Challenge -> Only a number is wanted: how many lines in the records below contain "spec"?

Data shown ->
--

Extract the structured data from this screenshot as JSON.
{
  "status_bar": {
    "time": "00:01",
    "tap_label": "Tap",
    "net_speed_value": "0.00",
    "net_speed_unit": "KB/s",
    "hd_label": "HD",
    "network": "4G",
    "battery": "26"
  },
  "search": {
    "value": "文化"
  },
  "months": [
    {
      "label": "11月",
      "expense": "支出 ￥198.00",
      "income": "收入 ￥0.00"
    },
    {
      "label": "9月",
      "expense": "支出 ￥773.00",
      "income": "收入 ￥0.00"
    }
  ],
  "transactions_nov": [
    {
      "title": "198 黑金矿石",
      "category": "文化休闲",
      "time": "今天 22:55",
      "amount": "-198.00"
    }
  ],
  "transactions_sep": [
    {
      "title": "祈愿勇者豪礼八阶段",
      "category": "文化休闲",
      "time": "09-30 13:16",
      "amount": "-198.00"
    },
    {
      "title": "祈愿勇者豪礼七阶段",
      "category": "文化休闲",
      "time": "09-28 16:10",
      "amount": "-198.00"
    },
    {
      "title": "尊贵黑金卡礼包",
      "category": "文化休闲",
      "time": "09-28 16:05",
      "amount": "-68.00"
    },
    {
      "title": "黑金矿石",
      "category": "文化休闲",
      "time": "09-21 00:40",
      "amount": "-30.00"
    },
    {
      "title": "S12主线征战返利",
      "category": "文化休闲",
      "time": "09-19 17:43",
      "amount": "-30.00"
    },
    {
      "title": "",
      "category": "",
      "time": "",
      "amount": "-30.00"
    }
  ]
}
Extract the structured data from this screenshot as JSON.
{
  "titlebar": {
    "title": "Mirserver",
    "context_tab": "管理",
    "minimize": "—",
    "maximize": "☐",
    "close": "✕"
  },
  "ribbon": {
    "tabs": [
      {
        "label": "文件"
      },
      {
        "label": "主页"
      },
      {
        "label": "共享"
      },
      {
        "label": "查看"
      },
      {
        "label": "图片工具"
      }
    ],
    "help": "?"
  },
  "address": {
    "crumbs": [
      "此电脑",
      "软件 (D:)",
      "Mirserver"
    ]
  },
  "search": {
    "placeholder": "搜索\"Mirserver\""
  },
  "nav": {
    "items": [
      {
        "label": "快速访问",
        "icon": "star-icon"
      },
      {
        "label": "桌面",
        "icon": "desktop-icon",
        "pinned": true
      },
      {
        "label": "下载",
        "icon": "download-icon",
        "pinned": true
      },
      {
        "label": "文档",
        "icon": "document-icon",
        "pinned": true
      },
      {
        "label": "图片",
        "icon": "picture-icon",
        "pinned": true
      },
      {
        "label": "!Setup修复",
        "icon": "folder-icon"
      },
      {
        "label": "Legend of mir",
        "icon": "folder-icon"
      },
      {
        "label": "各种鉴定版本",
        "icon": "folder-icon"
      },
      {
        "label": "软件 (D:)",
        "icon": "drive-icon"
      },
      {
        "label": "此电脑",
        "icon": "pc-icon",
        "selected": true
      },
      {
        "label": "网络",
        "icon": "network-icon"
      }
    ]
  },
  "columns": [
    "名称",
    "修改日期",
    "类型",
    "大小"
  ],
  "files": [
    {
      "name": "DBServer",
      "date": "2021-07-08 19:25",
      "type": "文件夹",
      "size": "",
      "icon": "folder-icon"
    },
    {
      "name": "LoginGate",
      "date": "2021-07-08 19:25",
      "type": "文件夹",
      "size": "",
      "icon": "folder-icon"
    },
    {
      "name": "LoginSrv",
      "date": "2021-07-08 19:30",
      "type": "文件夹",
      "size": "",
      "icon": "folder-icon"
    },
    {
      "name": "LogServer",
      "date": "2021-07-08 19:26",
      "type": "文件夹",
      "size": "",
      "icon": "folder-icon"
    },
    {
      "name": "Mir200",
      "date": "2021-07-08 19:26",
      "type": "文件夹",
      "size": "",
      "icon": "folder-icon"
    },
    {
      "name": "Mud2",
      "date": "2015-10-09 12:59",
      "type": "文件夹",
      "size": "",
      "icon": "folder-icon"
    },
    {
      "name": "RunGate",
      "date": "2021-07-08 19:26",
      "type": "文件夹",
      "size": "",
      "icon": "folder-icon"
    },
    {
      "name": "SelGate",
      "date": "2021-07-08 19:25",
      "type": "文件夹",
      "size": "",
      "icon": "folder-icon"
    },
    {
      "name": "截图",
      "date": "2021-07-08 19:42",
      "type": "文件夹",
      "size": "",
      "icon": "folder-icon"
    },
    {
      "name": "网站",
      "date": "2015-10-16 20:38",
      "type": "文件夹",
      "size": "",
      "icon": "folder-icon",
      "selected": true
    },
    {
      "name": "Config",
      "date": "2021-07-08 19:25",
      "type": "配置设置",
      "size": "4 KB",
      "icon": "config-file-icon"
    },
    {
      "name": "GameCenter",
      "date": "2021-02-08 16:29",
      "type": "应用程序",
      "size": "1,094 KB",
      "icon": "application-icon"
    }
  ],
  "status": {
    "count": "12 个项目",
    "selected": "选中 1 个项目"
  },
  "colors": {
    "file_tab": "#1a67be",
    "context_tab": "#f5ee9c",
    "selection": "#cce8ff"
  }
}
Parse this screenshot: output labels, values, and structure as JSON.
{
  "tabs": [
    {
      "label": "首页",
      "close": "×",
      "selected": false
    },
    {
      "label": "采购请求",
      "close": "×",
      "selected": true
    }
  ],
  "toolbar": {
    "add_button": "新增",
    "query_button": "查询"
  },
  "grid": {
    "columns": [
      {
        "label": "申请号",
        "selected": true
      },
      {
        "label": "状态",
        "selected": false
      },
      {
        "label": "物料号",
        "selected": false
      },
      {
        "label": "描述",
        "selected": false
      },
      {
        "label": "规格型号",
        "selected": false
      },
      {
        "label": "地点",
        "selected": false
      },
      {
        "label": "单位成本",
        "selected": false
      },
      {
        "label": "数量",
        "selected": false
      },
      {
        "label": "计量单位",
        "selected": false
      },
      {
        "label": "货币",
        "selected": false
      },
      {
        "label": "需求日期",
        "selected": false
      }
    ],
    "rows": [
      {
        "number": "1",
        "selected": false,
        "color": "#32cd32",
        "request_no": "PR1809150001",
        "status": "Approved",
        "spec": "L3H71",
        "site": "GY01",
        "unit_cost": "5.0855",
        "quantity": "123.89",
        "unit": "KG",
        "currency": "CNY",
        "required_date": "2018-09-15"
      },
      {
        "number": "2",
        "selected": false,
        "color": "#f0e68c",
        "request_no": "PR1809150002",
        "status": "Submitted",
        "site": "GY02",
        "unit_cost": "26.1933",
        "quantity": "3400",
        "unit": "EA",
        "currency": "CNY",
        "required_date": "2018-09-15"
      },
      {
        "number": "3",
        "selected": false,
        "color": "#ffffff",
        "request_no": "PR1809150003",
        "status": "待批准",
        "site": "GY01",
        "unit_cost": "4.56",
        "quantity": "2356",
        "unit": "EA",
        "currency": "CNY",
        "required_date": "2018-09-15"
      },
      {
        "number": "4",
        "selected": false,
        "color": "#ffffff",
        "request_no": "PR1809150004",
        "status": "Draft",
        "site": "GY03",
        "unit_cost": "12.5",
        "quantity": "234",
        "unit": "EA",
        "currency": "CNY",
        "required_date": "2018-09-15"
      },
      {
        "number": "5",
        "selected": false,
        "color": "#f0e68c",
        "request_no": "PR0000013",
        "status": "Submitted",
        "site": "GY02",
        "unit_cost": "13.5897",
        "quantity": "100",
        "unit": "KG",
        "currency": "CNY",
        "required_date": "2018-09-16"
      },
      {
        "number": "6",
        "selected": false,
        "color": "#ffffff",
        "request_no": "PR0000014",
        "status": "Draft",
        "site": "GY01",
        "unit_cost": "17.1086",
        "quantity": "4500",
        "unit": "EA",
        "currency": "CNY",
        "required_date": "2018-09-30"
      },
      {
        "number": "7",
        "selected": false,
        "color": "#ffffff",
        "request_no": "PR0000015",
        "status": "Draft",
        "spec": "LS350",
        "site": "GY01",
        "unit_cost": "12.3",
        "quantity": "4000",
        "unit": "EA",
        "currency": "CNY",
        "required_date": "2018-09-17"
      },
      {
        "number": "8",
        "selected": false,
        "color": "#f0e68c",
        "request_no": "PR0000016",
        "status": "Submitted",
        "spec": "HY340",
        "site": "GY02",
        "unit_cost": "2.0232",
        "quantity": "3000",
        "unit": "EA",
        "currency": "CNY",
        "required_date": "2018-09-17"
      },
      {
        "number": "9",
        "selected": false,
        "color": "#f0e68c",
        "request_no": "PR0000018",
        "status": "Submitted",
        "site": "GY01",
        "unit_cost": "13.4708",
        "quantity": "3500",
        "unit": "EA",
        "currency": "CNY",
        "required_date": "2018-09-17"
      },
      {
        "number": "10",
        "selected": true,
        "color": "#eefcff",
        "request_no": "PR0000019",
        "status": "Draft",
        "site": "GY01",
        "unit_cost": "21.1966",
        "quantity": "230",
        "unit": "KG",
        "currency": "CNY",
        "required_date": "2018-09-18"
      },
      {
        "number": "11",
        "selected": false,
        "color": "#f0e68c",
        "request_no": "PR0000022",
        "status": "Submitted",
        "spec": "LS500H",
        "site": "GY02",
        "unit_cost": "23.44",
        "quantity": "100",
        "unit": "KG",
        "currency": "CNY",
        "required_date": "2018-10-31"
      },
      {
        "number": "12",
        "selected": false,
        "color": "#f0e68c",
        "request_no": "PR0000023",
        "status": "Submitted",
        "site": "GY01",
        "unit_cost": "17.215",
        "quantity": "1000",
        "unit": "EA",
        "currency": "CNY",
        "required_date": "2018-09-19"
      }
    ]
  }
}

--

Written solution -> 4